— begin MATERIAL FOR THE TASK —

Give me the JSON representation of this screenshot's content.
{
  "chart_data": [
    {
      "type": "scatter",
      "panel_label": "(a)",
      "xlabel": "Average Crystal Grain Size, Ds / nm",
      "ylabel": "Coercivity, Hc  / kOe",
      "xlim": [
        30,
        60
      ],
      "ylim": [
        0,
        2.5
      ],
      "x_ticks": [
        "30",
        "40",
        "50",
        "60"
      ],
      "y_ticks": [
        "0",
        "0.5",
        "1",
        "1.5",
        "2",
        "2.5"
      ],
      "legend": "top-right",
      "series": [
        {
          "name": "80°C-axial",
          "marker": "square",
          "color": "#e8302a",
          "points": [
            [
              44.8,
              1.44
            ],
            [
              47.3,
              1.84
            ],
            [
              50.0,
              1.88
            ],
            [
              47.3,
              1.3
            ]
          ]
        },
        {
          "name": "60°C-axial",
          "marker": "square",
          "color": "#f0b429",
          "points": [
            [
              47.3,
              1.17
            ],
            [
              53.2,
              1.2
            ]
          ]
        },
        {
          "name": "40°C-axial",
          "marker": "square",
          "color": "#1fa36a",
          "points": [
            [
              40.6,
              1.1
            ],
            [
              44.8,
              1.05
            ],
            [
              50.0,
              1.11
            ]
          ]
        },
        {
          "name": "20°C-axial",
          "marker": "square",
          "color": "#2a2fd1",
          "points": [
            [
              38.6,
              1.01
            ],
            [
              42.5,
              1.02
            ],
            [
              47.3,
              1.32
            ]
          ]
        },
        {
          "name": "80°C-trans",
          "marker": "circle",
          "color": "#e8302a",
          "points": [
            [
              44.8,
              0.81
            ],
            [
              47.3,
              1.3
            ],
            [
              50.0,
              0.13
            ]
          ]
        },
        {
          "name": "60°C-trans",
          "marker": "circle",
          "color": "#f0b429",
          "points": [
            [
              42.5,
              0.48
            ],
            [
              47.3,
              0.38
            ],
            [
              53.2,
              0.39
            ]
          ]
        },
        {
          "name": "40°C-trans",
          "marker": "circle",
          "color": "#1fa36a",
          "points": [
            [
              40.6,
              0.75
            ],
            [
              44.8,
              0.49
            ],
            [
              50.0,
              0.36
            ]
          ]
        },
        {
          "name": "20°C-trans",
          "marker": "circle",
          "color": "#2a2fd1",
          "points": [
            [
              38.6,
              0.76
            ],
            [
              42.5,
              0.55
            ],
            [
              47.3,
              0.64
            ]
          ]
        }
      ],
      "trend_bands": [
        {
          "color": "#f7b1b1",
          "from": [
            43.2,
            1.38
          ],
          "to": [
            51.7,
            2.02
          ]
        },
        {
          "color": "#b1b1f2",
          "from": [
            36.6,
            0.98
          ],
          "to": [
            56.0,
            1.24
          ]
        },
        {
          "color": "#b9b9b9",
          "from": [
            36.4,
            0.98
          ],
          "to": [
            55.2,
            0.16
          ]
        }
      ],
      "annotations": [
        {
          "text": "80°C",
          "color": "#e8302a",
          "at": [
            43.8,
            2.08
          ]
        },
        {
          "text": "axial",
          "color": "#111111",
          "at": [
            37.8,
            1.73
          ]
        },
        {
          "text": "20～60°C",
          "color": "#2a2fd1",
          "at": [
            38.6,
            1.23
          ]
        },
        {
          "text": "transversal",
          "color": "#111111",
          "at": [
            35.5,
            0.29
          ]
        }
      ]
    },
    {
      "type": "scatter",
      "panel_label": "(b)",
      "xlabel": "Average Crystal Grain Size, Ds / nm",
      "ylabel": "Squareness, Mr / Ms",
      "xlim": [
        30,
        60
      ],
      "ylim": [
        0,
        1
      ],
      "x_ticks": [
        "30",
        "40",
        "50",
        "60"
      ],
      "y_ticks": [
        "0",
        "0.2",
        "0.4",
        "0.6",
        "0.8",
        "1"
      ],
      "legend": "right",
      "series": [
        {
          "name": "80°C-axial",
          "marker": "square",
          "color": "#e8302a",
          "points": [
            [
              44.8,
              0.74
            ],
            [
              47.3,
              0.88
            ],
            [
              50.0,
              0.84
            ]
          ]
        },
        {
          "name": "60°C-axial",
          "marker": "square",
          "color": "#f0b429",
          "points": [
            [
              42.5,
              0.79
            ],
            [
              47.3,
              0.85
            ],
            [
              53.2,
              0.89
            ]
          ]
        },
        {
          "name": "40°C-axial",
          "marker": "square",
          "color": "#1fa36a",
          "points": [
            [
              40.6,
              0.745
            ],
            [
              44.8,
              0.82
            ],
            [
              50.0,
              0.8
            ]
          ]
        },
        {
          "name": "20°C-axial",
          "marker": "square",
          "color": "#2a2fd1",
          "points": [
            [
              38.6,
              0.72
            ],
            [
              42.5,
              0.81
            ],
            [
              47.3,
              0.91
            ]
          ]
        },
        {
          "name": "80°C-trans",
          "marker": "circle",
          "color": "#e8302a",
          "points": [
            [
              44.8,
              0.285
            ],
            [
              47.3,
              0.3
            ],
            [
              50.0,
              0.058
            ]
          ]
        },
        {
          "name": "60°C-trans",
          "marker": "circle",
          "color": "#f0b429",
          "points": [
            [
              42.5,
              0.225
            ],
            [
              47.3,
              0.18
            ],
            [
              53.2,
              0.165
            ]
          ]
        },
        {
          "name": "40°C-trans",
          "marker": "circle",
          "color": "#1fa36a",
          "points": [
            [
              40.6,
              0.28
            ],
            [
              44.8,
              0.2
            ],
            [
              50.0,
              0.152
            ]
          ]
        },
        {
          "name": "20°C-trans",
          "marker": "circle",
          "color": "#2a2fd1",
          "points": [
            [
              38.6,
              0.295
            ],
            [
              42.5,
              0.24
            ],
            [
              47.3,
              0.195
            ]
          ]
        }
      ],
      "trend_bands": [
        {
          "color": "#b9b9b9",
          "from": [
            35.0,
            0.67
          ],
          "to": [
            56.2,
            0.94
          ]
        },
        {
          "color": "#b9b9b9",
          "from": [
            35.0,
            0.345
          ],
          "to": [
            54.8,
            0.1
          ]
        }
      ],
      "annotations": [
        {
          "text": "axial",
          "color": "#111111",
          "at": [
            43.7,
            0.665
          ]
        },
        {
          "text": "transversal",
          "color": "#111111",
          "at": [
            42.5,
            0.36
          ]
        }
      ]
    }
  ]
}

— end MATERIAL FOR THE TASK —

**WHAT YOU HAVE TO DO:** Please output the entire listing exactly as it stands.

**EXPECTED ANSWER:**
Give me the JSON representation of this screenshot's content.
{
  "chart_data": [
    {
      "type": "scatter",
      "panel_label": "(a)",
      "xlabel": "Average Crystal Grain Size, Ds / nm",
      "ylabel": "Coercivity, Hc  / kOe",
      "xlim": [
        30,
        60
      ],
      "ylim": [
        0,
        2.5
      ],
      "x_ticks": [
        "30",
        "40",
        "50",
        "60"
      ],
      "y_ticks": [
        "0",
        "0.5",
        "1",
        "1.5",
        "2",
        "2.5"
      ],
      "legend": "top-right",
      "series": [
        {
          "name": "80°C-axial",
          "marker": "square",
          "color": "#e8302a",
          "points": [
            [
              44.8,
              1.44
            ],
            [
              47.3,
              1.84
            ],
            [
              50.0,
              1.88
            ],
            [
              47.3,
              1.3
            ]
          ]
        },
        {
          "name": "60°C-axial",
          "marker": "square",
          "color": "#f0b429",
          "points": [
            [
              47.3,
              1.17
            ],
            [
              53.2,
              1.2
            ]
          ]
        },
        {
          "name": "40°C-axial",
          "marker": "square",
          "color": "#1fa36a",
          "points": [
            [
              40.6,
              1.1
            ],
            [
              44.8,
              1.05
            ],
            [
              50.0,
              1.11
            ]
          ]
        },
        {
          "name": "20°C-axial",
          "marker": "square",
          "color": "#2a2fd1",
          "points": [
            [
              38.6,
              1.01
            ],
            [
              42.5,
              1.02
            ],
            [
              47.3,
              1.32
            ]
          ]
        },
        {
          "name": "80°C-trans",
          "marker": "circle",
          "color": "#e8302a",
          "points": [
            [
              44.8,
              0.81
            ],
            [
              47.3,
              1.3
            ],
            [
              50.0,
              0.13
            ]
          ]
        },
        {
          "name": "60°C-trans",
          "marker": "circle",
          "color": "#f0b429",
          "points": [
            [
              42.5,
              0.48
            ],
            [
              47.3,
              0.38
            ],
            [
              53.2,
              0.39
            ]
          ]
        },
        {
          "name": "40°C-trans",
          "marker": "circle",
          "color": "#1fa36a",
          "points": [
            [
              40.6,
              0.75
            ],
            [
              44.8,
              0.49
            ],
            [
              50.0,
              0.36
            ]
          ]
        },
        {
          "name": "20°C-trans",
          "marker": "circle",
          "color": "#2a2fd1",
          "points": [
            [
              38.6,
              0.76
            ],
            [
              42.5,
              0.55
            ],
            [
              47.3,
              0.64
            ]
          ]
        }
      ],
      "trend_bands": [
        {
          "color": "#f7b1b1",
          "from": [
            43.2,
            1.38
          ],
          "to": [
            51.7,
            2.02
          ]
        },
        {
          "color": "#b1b1f2",
          "from": [
            36.6,
            0.98
          ],
          "to": [
            56.0,
            1.24
          ]
        },
        {
          "color": "#b9b9b9",
          "from": [
            36.4,
            0.98
          ],
          "to": [
            55.2,
            0.16
          ]
        }
      ],
      "annotations": [
        {
          "text": "80°C",
          "color": "#e8302a",
          "at": [
            43.8,
            2.08
          ]
        },
        {
          "text": "axial",
          "color": "#111111",
          "at": [
            37.8,
            1.73
          ]
        },
        {
          "text": "20～60°C",
          "color": "#2a2fd1",
          "at": [
            38.6,
            1.23
          ]
        },
        {
          "text": "transversal",
          "color": "#111111",
          "at": [
            35.5,
            0.29
          ]
        }
      ]
    },
    {
      "type": "scatter",
      "panel_label": "(b)",
      "xlabel": "Average Crystal Grain Size, Ds / nm",
      "ylabel": "Squareness, Mr / Ms",
      "xlim": [
        30,
        60
      ],
      "ylim": [
        0,
        1
      ],
      "x_ticks": [
        "30",
        "40",
        "50",
        "60"
      ],
      "y_ticks": [
        "0",
        "0.2",
        "0.4",
        "0.6",
        "0.8",
        "1"
      ],
      "legend": "right",
      "series": [
        {
          "name": "80°C-axial",
          "marker": "square",
          "color": "#e8302a",
          "points": [
            [
              44.8,
              0.74
            ],
            [
              47.3,
              0.88
            ],
            [
              50.0,
              0.84
            ]
          ]
        },
        {
          "name": "60°C-axial",
          "marker": "square",
          "color": "#f0b429",
          "points": [
            [
              42.5,
              0.79
            ],
            [
              47.3,
              0.85
            ],
            [
              53.2,
              0.89
            ]
          ]
        },
        {
          "name": "40°C-axial",
          "marker": "square",
          "color": "#1fa36a",
          "points": [
            [
              40.6,
              0.745
            ],
            [
              44.8,
              0.82
            ],
            [
              50.0,
              0.8
            ]
          ]
        },
        {
          "name": "20°C-axial",
          "marker": "square",
          "color": "#2a2fd1",
          "points": [
            [
              38.6,
              0.72
            ],
            [
              42.5,
              0.81
            ],
            [
              47.3,
              0.91
            ]
          ]
        },
        {
          "name": "80°C-trans",
          "marker": "circle",
          "color": "#e8302a",
          "points": [
            [
              44.8,
              0.285
            ],
            [
              47.3,
              0.3
            ],
            [
              50.0,
              0.058
            ]
          ]
        },
        {
          "name": "60°C-trans",
          "marker": "circle",
          "color": "#f0b429",
          "points": [
            [
              42.5,
              0.225
            ],
            [
              47.3,
              0.18
            ],
            [
              53.2,
              0.165
            ]
          ]
        },
        {
          "name": "40°C-trans",
          "marker": "circle",
          "color": "#1fa36a",
          "points": [
            [
              40.6,
              0.28
            ],
            [
              44.8,
              0.2
            ],
            [
              50.0,
              0.152
            ]
          ]
        },
        {
          "name": "20°C-trans",
          "marker": "circle",
          "color": "#2a2fd1",
          "points": [
            [
              38.6,
              0.295
            ],
            [
              42.5,
              0.24
            ],
            [
              47.3,
              0.195
            ]
          ]
        }
      ],
      "trend_bands": [
        {
          "color": "#b9b9b9",
          "from": [
            35.0,
            0.67
          ],
          "to": [
            56.2,
            0.94
          ]
        },
        {
          "color": "#b9b9b9",
          "from": [
            35.0,
            0.345
          ],
          "to": [
            54.8,
            0.1
          ]
        }
      ],
      "annotations": [
        {
          "text": "axial",
          "color": "#111111",
          "at": [
            43.7,
            0.665
          ]
        },
        {
          "text": "transversal",
          "color": "#111111",
          "at": [
            42.5,
            0.36
          ]
        }
      ]
    }
  ]
}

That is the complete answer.